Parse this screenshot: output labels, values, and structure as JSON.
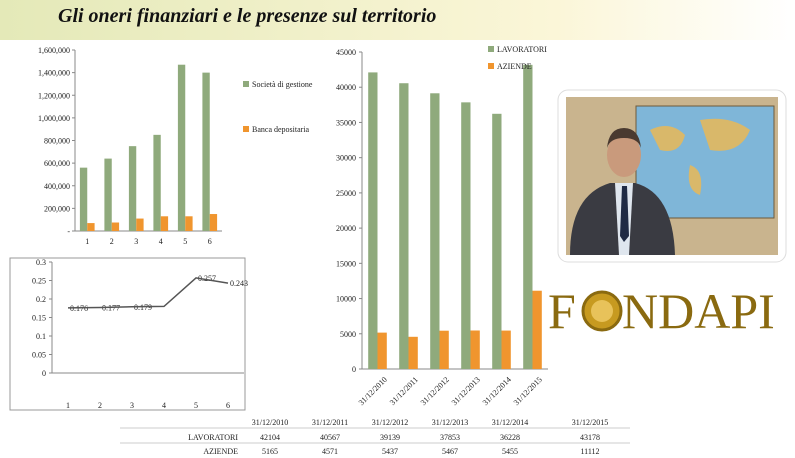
{
  "header": {
    "title": "Gli oneri finanziari e le presenze sul territorio"
  },
  "chart_data": [
    {
      "type": "bar",
      "categories": [
        "1",
        "2",
        "3",
        "4",
        "5",
        "6"
      ],
      "series": [
        {
          "name": "Società di gestione",
          "color": "#8faa7c",
          "values": [
            560000,
            640000,
            750000,
            850000,
            1470000,
            1400000
          ]
        },
        {
          "name": "Banca depositaria",
          "color": "#f0952e",
          "values": [
            70000,
            75000,
            110000,
            130000,
            130000,
            150000
          ]
        }
      ],
      "ylim": [
        0,
        1600000
      ],
      "yticks": [
        {
          "value": 0,
          "label": "-"
        },
        {
          "value": 200000,
          "label": "200,000"
        },
        {
          "value": 400000,
          "label": "400,000"
        },
        {
          "value": 600000,
          "label": "600,000"
        },
        {
          "value": 800000,
          "label": "800,000"
        },
        {
          "value": 1000000,
          "label": "1,000,000"
        },
        {
          "value": 1200000,
          "label": "1,200,000"
        },
        {
          "value": 1400000,
          "label": "1,400,000"
        },
        {
          "value": 1600000,
          "label": "1,600,000"
        }
      ],
      "legend": "right"
    },
    {
      "type": "line",
      "categories": [
        "1",
        "2",
        "3",
        "4",
        "5",
        "6"
      ],
      "values": [
        0.176,
        0.177,
        0.179,
        0.18,
        0.257,
        0.243
      ],
      "value_labels": [
        "0.176",
        "0.177",
        "0.179",
        null,
        "0.257",
        "0.243"
      ],
      "color": "#555555",
      "ylim": [
        0,
        0.3
      ],
      "yticks": [
        0,
        0.05,
        0.1,
        0.15,
        0.2,
        0.25,
        0.3
      ]
    },
    {
      "type": "bar",
      "categories": [
        "31/12/2010",
        "31/12/2011",
        "31/12/2012",
        "31/12/2013",
        "31/12/2014",
        "31/12/2015"
      ],
      "series": [
        {
          "name": "LAVORATORI",
          "color": "#8faa7c",
          "values": [
            42104,
            40567,
            39139,
            37853,
            36228,
            43178
          ]
        },
        {
          "name": "AZIENDE",
          "color": "#f0952e",
          "values": [
            5165,
            4571,
            5437,
            5467,
            5455,
            11112
          ]
        }
      ],
      "ylim": [
        0,
        45000
      ],
      "yticks": [
        0,
        5000,
        10000,
        15000,
        20000,
        25000,
        30000,
        35000,
        40000,
        45000
      ],
      "legend": "top-right"
    }
  ],
  "table": {
    "header": [
      "31/12/2010",
      "31/12/2011",
      "31/12/2012",
      "31/12/2013",
      "31/12/2014",
      "31/12/2015"
    ],
    "rows": [
      [
        "LAVORATORI",
        "42104",
        "40567",
        "39139",
        "37853",
        "36228",
        "43178"
      ],
      [
        "AZIENDE",
        "5165",
        "4571",
        "5437",
        "5467",
        "5455",
        "11112"
      ]
    ]
  },
  "logo": {
    "left": "F",
    "right": "NDAPI"
  }
}
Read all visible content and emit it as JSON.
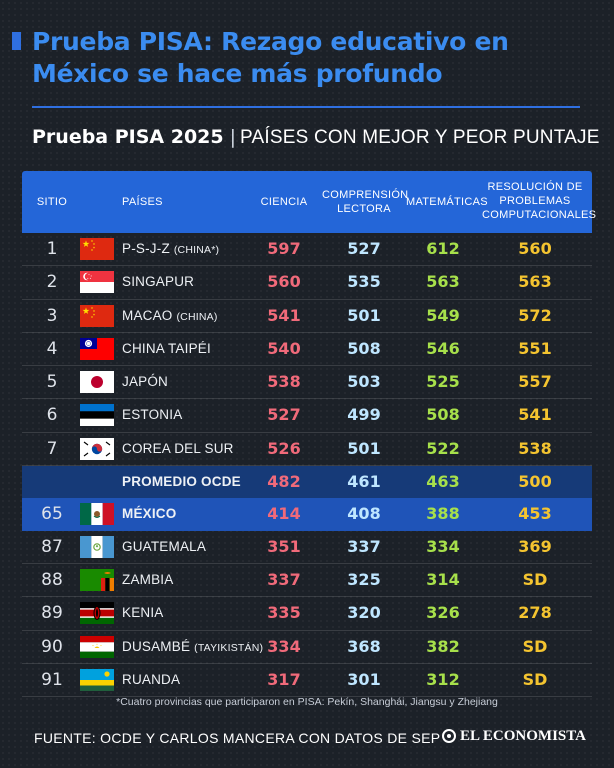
{
  "headline": "Prueba PISA: Rezago educativo en México se hace más profundo",
  "subtitle": {
    "strong": "Prueba PISA 2025",
    "light": "PAÍSES CON MEJOR Y PEOR PUNTAJE"
  },
  "chart_data": {
    "type": "table",
    "columns": {
      "sitio": "SITIO",
      "paises": "PAÍSES",
      "ciencia": "CIENCIA",
      "lectura": "COMPRENSIÓN LECTORA",
      "matematicas": "MATEMÁTICAS",
      "resolucion": "RESOLUCIÓN DE PROBLEMAS COMPUTACIONALES"
    },
    "rows": [
      {
        "rank": "1",
        "country": "P-S-J-Z",
        "note": "(CHINA*)",
        "flag": "china",
        "ciencia": "597",
        "lectura": "527",
        "mate": "612",
        "reso": "560"
      },
      {
        "rank": "2",
        "country": "SINGAPUR",
        "note": "",
        "flag": "singapore",
        "ciencia": "560",
        "lectura": "535",
        "mate": "563",
        "reso": "563"
      },
      {
        "rank": "3",
        "country": "MACAO",
        "note": "(CHINA)",
        "flag": "china",
        "ciencia": "541",
        "lectura": "501",
        "mate": "549",
        "reso": "572"
      },
      {
        "rank": "4",
        "country": "CHINA TAIPÉI",
        "note": "",
        "flag": "taiwan",
        "ciencia": "540",
        "lectura": "508",
        "mate": "546",
        "reso": "551"
      },
      {
        "rank": "5",
        "country": "JAPÓN",
        "note": "",
        "flag": "japan",
        "ciencia": "538",
        "lectura": "503",
        "mate": "525",
        "reso": "557"
      },
      {
        "rank": "6",
        "country": "ESTONIA",
        "note": "",
        "flag": "estonia",
        "ciencia": "527",
        "lectura": "499",
        "mate": "508",
        "reso": "541"
      },
      {
        "rank": "7",
        "country": "COREA DEL SUR",
        "note": "",
        "flag": "korea",
        "ciencia": "526",
        "lectura": "501",
        "mate": "522",
        "reso": "538"
      },
      {
        "rank": "",
        "country": "PROMEDIO OCDE",
        "note": "",
        "flag": "",
        "style": "avg",
        "ciencia": "482",
        "lectura": "461",
        "mate": "463",
        "reso": "500"
      },
      {
        "rank": "65",
        "country": "MÉXICO",
        "note": "",
        "flag": "mexico",
        "style": "mex",
        "ciencia": "414",
        "lectura": "408",
        "mate": "388",
        "reso": "453"
      },
      {
        "rank": "87",
        "country": "GUATEMALA",
        "note": "",
        "flag": "guatemala",
        "ciencia": "351",
        "lectura": "337",
        "mate": "334",
        "reso": "369"
      },
      {
        "rank": "88",
        "country": "ZAMBIA",
        "note": "",
        "flag": "zambia",
        "ciencia": "337",
        "lectura": "325",
        "mate": "314",
        "reso": "SD"
      },
      {
        "rank": "89",
        "country": "KENIA",
        "note": "",
        "flag": "kenya",
        "ciencia": "335",
        "lectura": "320",
        "mate": "326",
        "reso": "278"
      },
      {
        "rank": "90",
        "country": "DUSAMBÉ",
        "note": "(TAYIKISTÁN)",
        "flag": "tajikistan",
        "ciencia": "334",
        "lectura": "368",
        "mate": "382",
        "reso": "SD"
      },
      {
        "rank": "91",
        "country": "RUANDA",
        "note": "",
        "flag": "rwanda",
        "ciencia": "317",
        "lectura": "301",
        "mate": "312",
        "reso": "SD"
      }
    ]
  },
  "footnote": "*Cuatro provincias que participaron en PISA: Pekín, Shanghái, Jiangsu y Zhejiang",
  "source": "FUENTE: OCDE Y CARLOS MANCERA CON DATOS DE SEP",
  "brand": "EL ECONOMISTA"
}
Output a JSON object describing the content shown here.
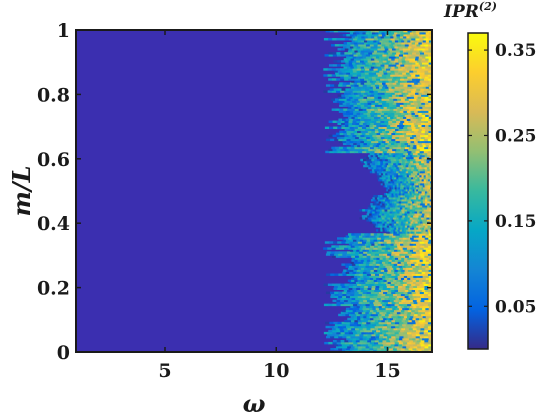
{
  "chart_data": {
    "type": "heatmap",
    "xlabel": "ω",
    "ylabel": "m/L",
    "xlim": [
      1,
      17
    ],
    "ylim": [
      0,
      1
    ],
    "x_ticks": [
      {
        "value": 5,
        "label": "5"
      },
      {
        "value": 10,
        "label": "10"
      },
      {
        "value": 15,
        "label": "15"
      }
    ],
    "y_ticks": [
      {
        "value": 0,
        "label": "0"
      },
      {
        "value": 0.2,
        "label": "0.2"
      },
      {
        "value": 0.4,
        "label": "0.4"
      },
      {
        "value": 0.6,
        "label": "0.6"
      },
      {
        "value": 0.8,
        "label": "0.8"
      },
      {
        "value": 1,
        "label": "1"
      }
    ],
    "colorbar": {
      "title": "IPR",
      "title_superscript": "(2)",
      "range": [
        0,
        0.37
      ],
      "ticks": [
        {
          "value": 0.05,
          "label": "0.05"
        },
        {
          "value": 0.15,
          "label": "0.15"
        },
        {
          "value": 0.25,
          "label": "0.25"
        },
        {
          "value": 0.35,
          "label": "0.35"
        }
      ],
      "colormap": "parula"
    },
    "regions": [
      {
        "omega_range": [
          1,
          12.2
        ],
        "m_over_L": [
          0,
          1
        ],
        "ipr_approx": 0.01
      },
      {
        "omega_range": [
          12.2,
          17
        ],
        "m_over_L": [
          0,
          0.37
        ],
        "ipr_approx": [
          0.1,
          0.37
        ]
      },
      {
        "omega_range": [
          14.2,
          17
        ],
        "m_over_L": [
          0.37,
          0.62
        ],
        "ipr_approx": [
          0.05,
          0.33
        ]
      },
      {
        "omega_range": [
          12.2,
          17
        ],
        "m_over_L": [
          0.62,
          1
        ],
        "ipr_approx": [
          0.1,
          0.37
        ]
      }
    ],
    "grid": false,
    "legend": "colorbar-right"
  }
}
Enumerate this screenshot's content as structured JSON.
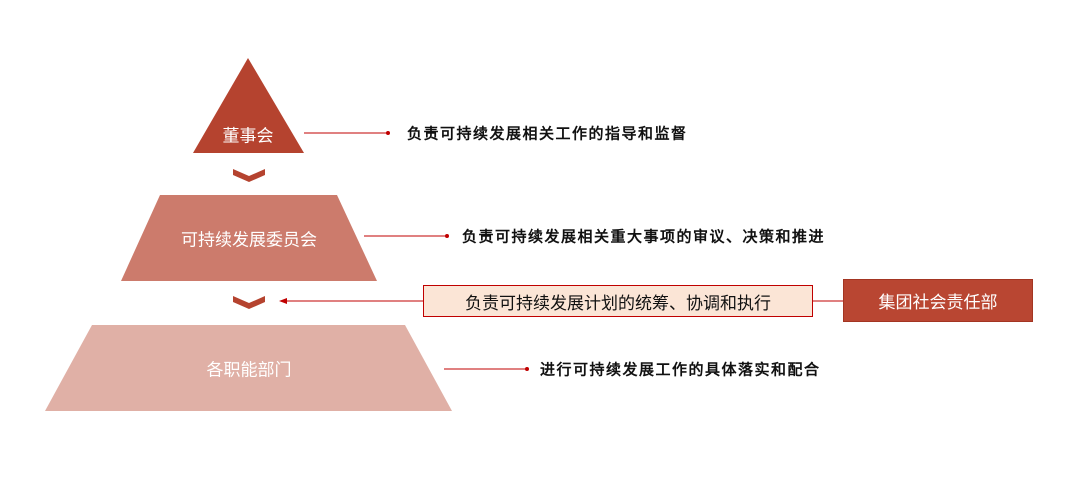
{
  "colors": {
    "level1": "#b5432f",
    "level2": "#cc7b6c",
    "level3": "#e0b0a6",
    "connector": "#c00000",
    "plan_box_fill": "#fbe5d6",
    "dept_box_fill": "#b94632"
  },
  "levels": [
    {
      "name": "董事会",
      "description": "负责可持续发展相关工作的指导和监督"
    },
    {
      "name": "可持续发展委员会",
      "description": "负责可持续发展相关重大事项的审议、决策和推进"
    },
    {
      "name": "各职能部门",
      "description": "进行可持续发展工作的具体落实和配合"
    }
  ],
  "side": {
    "plan_text": "负责可持续发展计划的统筹、协调和执行",
    "department": "集团社会责任部"
  }
}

Task statement: Take every line from the data above that holds "this" and copy it out.

Full answer:
Parse this screenshot: output labels, values, and structure as JSON.
Enumerate this screenshot's content as structured JSON.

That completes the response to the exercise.